[Exercise brief] Using the entries that follow, count the lines containing the word "sugar" and give that number by itself.

- - - - -

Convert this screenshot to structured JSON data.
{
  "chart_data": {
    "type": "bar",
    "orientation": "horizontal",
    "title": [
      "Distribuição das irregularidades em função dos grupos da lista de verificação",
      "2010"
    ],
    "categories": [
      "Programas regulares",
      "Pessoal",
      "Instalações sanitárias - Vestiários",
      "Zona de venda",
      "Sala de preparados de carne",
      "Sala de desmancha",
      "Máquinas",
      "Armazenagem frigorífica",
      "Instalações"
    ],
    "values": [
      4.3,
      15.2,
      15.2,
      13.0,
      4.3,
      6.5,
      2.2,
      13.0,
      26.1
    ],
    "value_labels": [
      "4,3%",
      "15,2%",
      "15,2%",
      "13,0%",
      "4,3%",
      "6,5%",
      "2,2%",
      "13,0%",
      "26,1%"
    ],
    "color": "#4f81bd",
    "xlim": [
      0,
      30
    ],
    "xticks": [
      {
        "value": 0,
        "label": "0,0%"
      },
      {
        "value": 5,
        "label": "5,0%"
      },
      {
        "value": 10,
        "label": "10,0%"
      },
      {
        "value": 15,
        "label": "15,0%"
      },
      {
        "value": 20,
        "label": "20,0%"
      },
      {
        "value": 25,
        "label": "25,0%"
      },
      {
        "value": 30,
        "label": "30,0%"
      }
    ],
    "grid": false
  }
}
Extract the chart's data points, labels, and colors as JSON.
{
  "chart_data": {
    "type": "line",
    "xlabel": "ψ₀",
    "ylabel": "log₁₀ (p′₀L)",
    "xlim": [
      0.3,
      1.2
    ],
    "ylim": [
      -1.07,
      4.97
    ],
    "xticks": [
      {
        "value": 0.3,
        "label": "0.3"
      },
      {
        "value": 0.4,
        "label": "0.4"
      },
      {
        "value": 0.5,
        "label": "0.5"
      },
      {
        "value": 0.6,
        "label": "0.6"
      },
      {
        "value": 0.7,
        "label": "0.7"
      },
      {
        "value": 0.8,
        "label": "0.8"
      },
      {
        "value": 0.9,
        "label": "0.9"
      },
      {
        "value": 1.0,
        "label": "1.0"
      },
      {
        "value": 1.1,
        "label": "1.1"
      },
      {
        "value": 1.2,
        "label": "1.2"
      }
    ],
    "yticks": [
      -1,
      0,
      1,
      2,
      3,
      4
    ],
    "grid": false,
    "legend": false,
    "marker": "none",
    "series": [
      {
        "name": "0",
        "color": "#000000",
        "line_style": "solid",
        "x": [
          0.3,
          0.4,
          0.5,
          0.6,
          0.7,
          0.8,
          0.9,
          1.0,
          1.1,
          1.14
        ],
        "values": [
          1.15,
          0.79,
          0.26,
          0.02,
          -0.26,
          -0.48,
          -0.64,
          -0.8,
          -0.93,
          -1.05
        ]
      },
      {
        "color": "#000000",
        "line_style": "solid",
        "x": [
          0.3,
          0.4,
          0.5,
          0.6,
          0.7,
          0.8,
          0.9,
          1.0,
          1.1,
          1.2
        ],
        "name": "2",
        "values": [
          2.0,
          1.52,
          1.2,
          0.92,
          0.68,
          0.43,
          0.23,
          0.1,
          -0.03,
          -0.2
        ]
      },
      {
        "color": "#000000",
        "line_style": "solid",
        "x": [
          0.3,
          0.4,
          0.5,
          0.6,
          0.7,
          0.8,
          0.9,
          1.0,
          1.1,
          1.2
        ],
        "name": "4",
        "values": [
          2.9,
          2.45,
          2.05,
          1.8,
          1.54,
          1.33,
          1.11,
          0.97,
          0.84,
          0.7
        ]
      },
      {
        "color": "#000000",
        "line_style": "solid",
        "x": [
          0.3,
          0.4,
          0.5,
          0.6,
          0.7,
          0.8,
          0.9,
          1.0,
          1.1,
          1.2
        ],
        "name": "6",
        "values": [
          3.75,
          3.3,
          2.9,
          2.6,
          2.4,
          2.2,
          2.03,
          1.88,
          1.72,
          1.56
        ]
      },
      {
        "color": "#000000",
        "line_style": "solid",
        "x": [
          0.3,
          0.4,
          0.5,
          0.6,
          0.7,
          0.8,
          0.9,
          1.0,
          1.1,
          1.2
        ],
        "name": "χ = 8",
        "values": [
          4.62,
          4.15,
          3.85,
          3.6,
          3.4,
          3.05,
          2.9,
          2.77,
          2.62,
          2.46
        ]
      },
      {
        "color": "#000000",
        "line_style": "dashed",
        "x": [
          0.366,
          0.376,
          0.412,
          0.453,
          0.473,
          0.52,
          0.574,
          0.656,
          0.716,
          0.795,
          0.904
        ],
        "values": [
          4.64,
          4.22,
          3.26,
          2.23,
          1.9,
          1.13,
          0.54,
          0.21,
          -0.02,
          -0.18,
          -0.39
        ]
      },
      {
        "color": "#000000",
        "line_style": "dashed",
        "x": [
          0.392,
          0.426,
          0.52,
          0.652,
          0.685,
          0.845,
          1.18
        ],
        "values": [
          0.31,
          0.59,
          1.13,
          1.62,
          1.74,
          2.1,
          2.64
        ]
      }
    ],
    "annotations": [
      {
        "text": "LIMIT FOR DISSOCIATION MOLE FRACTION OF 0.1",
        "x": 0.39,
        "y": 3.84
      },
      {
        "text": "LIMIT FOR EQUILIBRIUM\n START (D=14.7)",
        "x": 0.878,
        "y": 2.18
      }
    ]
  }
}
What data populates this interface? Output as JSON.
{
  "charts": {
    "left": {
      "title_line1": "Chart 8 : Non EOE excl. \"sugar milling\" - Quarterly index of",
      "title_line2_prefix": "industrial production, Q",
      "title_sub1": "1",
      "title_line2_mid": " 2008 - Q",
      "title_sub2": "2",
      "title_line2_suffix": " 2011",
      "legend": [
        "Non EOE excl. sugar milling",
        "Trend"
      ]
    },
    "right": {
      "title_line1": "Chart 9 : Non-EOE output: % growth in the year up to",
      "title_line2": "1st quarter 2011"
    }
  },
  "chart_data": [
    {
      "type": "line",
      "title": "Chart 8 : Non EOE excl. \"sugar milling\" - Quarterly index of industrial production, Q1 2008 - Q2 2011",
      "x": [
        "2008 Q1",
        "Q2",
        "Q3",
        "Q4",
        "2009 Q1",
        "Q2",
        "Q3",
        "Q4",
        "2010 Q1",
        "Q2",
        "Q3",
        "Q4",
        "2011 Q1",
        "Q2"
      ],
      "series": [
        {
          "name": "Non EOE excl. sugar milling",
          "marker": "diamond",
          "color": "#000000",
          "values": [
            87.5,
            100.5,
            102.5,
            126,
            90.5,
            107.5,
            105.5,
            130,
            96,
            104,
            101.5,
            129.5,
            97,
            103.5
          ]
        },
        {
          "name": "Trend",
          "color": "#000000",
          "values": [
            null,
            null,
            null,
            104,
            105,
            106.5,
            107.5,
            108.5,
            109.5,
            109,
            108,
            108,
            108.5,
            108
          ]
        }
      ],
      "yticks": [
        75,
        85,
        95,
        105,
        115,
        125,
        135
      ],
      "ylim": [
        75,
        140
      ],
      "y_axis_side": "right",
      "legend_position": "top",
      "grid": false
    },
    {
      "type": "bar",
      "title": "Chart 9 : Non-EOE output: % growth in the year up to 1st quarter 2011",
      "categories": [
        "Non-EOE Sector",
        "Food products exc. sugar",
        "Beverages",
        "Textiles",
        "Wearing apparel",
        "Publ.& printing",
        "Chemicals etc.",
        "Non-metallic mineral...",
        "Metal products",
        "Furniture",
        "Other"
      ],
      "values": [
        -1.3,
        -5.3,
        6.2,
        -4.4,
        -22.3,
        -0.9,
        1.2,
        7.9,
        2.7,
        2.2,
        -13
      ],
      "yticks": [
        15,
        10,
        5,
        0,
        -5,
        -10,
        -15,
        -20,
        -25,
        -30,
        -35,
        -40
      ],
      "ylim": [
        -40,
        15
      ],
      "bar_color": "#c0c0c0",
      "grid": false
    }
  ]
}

- - - - -

[Exercise solution] 5